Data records
────────

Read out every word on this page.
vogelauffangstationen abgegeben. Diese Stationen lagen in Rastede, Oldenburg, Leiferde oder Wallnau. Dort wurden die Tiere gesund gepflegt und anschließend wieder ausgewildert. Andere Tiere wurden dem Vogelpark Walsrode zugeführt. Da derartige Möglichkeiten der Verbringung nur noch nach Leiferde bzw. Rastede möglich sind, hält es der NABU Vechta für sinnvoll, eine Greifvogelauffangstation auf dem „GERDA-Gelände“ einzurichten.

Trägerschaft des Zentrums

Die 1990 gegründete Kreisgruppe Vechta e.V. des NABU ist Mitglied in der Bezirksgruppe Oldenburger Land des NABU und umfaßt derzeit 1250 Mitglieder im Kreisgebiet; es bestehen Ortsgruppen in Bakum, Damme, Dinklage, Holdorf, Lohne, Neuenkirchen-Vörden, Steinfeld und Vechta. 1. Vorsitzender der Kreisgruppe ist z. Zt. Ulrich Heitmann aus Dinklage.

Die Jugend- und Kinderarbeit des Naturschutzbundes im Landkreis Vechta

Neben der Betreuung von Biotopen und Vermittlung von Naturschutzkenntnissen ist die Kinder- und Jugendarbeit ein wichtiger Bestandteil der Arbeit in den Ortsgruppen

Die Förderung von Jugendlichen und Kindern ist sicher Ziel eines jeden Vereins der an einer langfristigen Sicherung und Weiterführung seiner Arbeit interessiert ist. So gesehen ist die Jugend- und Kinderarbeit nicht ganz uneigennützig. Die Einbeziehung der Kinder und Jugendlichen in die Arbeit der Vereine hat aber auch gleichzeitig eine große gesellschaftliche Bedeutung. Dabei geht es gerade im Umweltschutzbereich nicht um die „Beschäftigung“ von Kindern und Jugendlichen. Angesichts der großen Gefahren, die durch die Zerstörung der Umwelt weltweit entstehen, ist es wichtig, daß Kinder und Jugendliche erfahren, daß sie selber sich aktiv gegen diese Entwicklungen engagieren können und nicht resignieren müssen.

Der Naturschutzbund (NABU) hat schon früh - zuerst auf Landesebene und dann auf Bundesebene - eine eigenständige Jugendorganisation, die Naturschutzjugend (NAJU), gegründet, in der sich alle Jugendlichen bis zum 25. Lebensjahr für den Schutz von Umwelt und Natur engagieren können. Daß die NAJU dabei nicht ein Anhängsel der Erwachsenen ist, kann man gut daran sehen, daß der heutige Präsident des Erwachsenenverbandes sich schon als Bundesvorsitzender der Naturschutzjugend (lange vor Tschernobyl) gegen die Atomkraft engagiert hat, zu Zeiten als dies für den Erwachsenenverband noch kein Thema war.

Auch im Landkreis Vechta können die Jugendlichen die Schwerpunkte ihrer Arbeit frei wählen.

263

────────

Instructions to follow:
Extract the entries above verbatim.

Solution to this task:
Read out every word on this page.
vogelauffangstationen abgegeben. Diese Stationen lagen in Rastede, Oldenburg, Leiferde oder Wallnau. Dort wurden die Tiere gesund gepflegt und anschließend wieder ausgewildert. Andere Tiere wurden dem Vogelpark Walsrode zugeführt. Da derartige Möglichkeiten der Verbringung nur noch nach Leiferde bzw. Rastede möglich sind, hält es der NABU Vechta für sinnvoll, eine Greifvogelauffangstation auf dem „GERDA-Gelände“ einzurichten.

Trägerschaft des Zentrums

Die 1990 gegründete Kreisgruppe Vechta e.V. des NABU ist Mitglied in der Bezirksgruppe Oldenburger Land des NABU und umfaßt derzeit 1250 Mitglieder im Kreisgebiet; es bestehen Ortsgruppen in Bakum, Damme, Dinklage, Holdorf, Lohne, Neuenkirchen-Vörden, Steinfeld und Vechta. 1. Vorsitzender der Kreisgruppe ist z. Zt. Ulrich Heitmann aus Dinklage.

Die Jugend- und Kinderarbeit des Naturschutzbundes im Landkreis Vechta

Neben der Betreuung von Biotopen und Vermittlung von Naturschutzkenntnissen ist die Kinder- und Jugendarbeit ein wichtiger Bestandteil der Arbeit in den Ortsgruppen

Die Förderung von Jugendlichen und Kindern ist sicher Ziel eines jeden Vereins der an einer langfristigen Sicherung und Weiterführung seiner Arbeit interessiert ist. So gesehen ist die Jugend- und Kinderarbeit nicht ganz uneigennützig. Die Einbeziehung der Kinder und Jugendlichen in die Arbeit der Vereine hat aber auch gleichzeitig eine große gesellschaftliche Bedeutung. Dabei geht es gerade im Umweltschutzbereich nicht um die „Beschäftigung“ von Kindern und Jugendlichen. Angesichts der großen Gefahren, die durch die Zerstörung der Umwelt weltweit entstehen, ist es wichtig, daß Kinder und Jugendliche erfahren, daß sie selber sich aktiv gegen diese Entwicklungen engagieren können und nicht resignieren müssen.

Der Naturschutzbund (NABU) hat schon früh - zuerst auf Landesebene und dann auf Bundesebene - eine eigenständige Jugendorganisation, die Naturschutzjugend (NAJU), gegründet, in der sich alle Jugendlichen bis zum 25. Lebensjahr für den Schutz von Umwelt und Natur engagieren können. Daß die NAJU dabei nicht ein Anhängsel der Erwachsenen ist, kann man gut daran sehen, daß der heutige Präsident des Erwachsenenverbandes sich schon als Bundesvorsitzender der Naturschutzjugend (lange vor Tschernobyl) gegen die Atomkraft engagiert hat, zu Zeiten als dies für den Erwachsenenverband noch kein Thema war.

Auch im Landkreis Vechta können die Jugendlichen die Schwerpunkte ihrer Arbeit frei wählen.

263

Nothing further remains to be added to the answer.